** Entries **
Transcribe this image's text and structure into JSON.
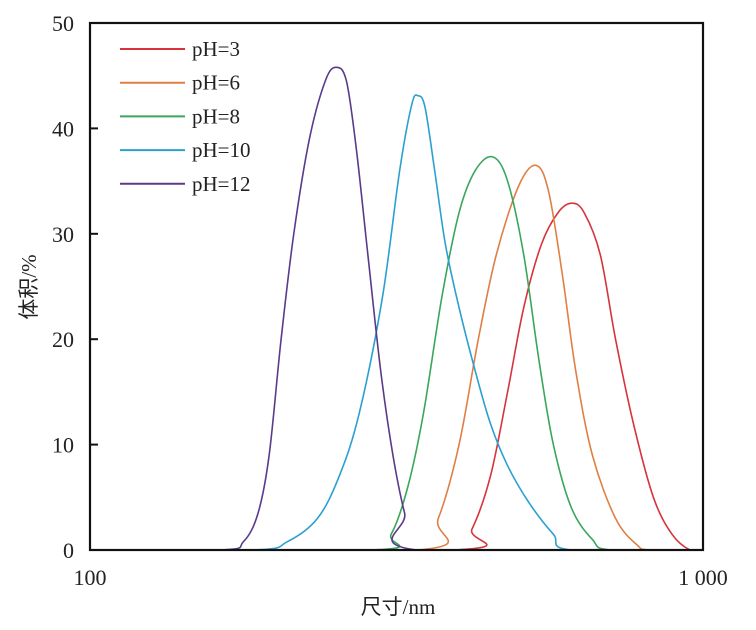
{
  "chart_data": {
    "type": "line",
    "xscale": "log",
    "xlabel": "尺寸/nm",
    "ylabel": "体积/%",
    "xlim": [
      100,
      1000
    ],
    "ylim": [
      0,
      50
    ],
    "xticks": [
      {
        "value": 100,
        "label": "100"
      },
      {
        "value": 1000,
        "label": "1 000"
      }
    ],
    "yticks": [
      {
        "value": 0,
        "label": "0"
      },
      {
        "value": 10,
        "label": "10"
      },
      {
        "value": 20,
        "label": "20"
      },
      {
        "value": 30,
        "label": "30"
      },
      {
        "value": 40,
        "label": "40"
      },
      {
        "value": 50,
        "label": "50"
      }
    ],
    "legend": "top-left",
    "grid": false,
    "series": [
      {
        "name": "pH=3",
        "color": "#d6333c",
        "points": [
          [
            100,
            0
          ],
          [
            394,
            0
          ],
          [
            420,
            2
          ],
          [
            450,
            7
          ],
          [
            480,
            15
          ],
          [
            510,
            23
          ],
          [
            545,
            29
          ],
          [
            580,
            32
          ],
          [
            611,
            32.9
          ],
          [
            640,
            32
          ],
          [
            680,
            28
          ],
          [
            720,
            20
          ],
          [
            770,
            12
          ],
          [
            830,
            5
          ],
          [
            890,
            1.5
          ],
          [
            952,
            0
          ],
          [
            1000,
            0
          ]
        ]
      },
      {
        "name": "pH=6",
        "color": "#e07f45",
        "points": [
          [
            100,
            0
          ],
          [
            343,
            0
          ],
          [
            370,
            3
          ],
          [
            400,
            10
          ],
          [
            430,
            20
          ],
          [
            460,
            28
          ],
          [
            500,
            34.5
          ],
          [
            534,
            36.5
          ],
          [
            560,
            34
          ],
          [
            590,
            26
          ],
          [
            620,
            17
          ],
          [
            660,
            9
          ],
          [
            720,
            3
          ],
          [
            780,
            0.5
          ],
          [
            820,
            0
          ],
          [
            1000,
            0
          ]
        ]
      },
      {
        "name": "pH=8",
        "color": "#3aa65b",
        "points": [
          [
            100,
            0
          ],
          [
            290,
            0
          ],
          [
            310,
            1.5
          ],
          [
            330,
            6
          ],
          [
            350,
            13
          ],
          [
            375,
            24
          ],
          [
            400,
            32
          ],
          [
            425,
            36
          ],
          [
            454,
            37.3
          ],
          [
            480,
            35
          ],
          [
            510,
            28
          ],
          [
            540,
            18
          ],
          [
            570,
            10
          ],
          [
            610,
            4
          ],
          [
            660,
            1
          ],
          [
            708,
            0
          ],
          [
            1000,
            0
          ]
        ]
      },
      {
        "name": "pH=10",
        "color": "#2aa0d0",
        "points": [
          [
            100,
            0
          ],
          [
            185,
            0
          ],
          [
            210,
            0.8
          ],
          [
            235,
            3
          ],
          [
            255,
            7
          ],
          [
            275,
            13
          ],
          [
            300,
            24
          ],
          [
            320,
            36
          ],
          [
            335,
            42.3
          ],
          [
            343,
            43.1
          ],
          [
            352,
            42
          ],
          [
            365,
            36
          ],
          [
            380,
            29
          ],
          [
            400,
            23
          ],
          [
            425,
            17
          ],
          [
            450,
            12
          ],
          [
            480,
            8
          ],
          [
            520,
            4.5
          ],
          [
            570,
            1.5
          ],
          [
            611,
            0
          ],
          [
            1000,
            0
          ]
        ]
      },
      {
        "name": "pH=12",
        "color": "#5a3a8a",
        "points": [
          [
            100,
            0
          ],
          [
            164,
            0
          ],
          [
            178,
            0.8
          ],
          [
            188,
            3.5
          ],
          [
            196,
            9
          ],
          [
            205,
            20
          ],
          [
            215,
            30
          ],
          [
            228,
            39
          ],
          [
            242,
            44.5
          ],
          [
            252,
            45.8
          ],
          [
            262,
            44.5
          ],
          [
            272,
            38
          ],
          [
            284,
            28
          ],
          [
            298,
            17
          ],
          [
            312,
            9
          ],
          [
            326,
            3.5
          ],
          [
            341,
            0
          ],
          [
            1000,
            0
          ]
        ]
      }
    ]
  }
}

** Task to complete **
Without the pictures, copy the material exactly as given.

** Solution for this task **
Transcribe this image's text and structure into JSON.
{
  "chart_data": {
    "type": "line",
    "xscale": "log",
    "xlabel": "尺寸/nm",
    "ylabel": "体积/%",
    "xlim": [
      100,
      1000
    ],
    "ylim": [
      0,
      50
    ],
    "xticks": [
      {
        "value": 100,
        "label": "100"
      },
      {
        "value": 1000,
        "label": "1 000"
      }
    ],
    "yticks": [
      {
        "value": 0,
        "label": "0"
      },
      {
        "value": 10,
        "label": "10"
      },
      {
        "value": 20,
        "label": "20"
      },
      {
        "value": 30,
        "label": "30"
      },
      {
        "value": 40,
        "label": "40"
      },
      {
        "value": 50,
        "label": "50"
      }
    ],
    "legend": "top-left",
    "grid": false,
    "series": [
      {
        "name": "pH=3",
        "color": "#d6333c",
        "points": [
          [
            100,
            0
          ],
          [
            394,
            0
          ],
          [
            420,
            2
          ],
          [
            450,
            7
          ],
          [
            480,
            15
          ],
          [
            510,
            23
          ],
          [
            545,
            29
          ],
          [
            580,
            32
          ],
          [
            611,
            32.9
          ],
          [
            640,
            32
          ],
          [
            680,
            28
          ],
          [
            720,
            20
          ],
          [
            770,
            12
          ],
          [
            830,
            5
          ],
          [
            890,
            1.5
          ],
          [
            952,
            0
          ],
          [
            1000,
            0
          ]
        ]
      },
      {
        "name": "pH=6",
        "color": "#e07f45",
        "points": [
          [
            100,
            0
          ],
          [
            343,
            0
          ],
          [
            370,
            3
          ],
          [
            400,
            10
          ],
          [
            430,
            20
          ],
          [
            460,
            28
          ],
          [
            500,
            34.5
          ],
          [
            534,
            36.5
          ],
          [
            560,
            34
          ],
          [
            590,
            26
          ],
          [
            620,
            17
          ],
          [
            660,
            9
          ],
          [
            720,
            3
          ],
          [
            780,
            0.5
          ],
          [
            820,
            0
          ],
          [
            1000,
            0
          ]
        ]
      },
      {
        "name": "pH=8",
        "color": "#3aa65b",
        "points": [
          [
            100,
            0
          ],
          [
            290,
            0
          ],
          [
            310,
            1.5
          ],
          [
            330,
            6
          ],
          [
            350,
            13
          ],
          [
            375,
            24
          ],
          [
            400,
            32
          ],
          [
            425,
            36
          ],
          [
            454,
            37.3
          ],
          [
            480,
            35
          ],
          [
            510,
            28
          ],
          [
            540,
            18
          ],
          [
            570,
            10
          ],
          [
            610,
            4
          ],
          [
            660,
            1
          ],
          [
            708,
            0
          ],
          [
            1000,
            0
          ]
        ]
      },
      {
        "name": "pH=10",
        "color": "#2aa0d0",
        "points": [
          [
            100,
            0
          ],
          [
            185,
            0
          ],
          [
            210,
            0.8
          ],
          [
            235,
            3
          ],
          [
            255,
            7
          ],
          [
            275,
            13
          ],
          [
            300,
            24
          ],
          [
            320,
            36
          ],
          [
            335,
            42.3
          ],
          [
            343,
            43.1
          ],
          [
            352,
            42
          ],
          [
            365,
            36
          ],
          [
            380,
            29
          ],
          [
            400,
            23
          ],
          [
            425,
            17
          ],
          [
            450,
            12
          ],
          [
            480,
            8
          ],
          [
            520,
            4.5
          ],
          [
            570,
            1.5
          ],
          [
            611,
            0
          ],
          [
            1000,
            0
          ]
        ]
      },
      {
        "name": "pH=12",
        "color": "#5a3a8a",
        "points": [
          [
            100,
            0
          ],
          [
            164,
            0
          ],
          [
            178,
            0.8
          ],
          [
            188,
            3.5
          ],
          [
            196,
            9
          ],
          [
            205,
            20
          ],
          [
            215,
            30
          ],
          [
            228,
            39
          ],
          [
            242,
            44.5
          ],
          [
            252,
            45.8
          ],
          [
            262,
            44.5
          ],
          [
            272,
            38
          ],
          [
            284,
            28
          ],
          [
            298,
            17
          ],
          [
            312,
            9
          ],
          [
            326,
            3.5
          ],
          [
            341,
            0
          ],
          [
            1000,
            0
          ]
        ]
      }
    ]
  }
}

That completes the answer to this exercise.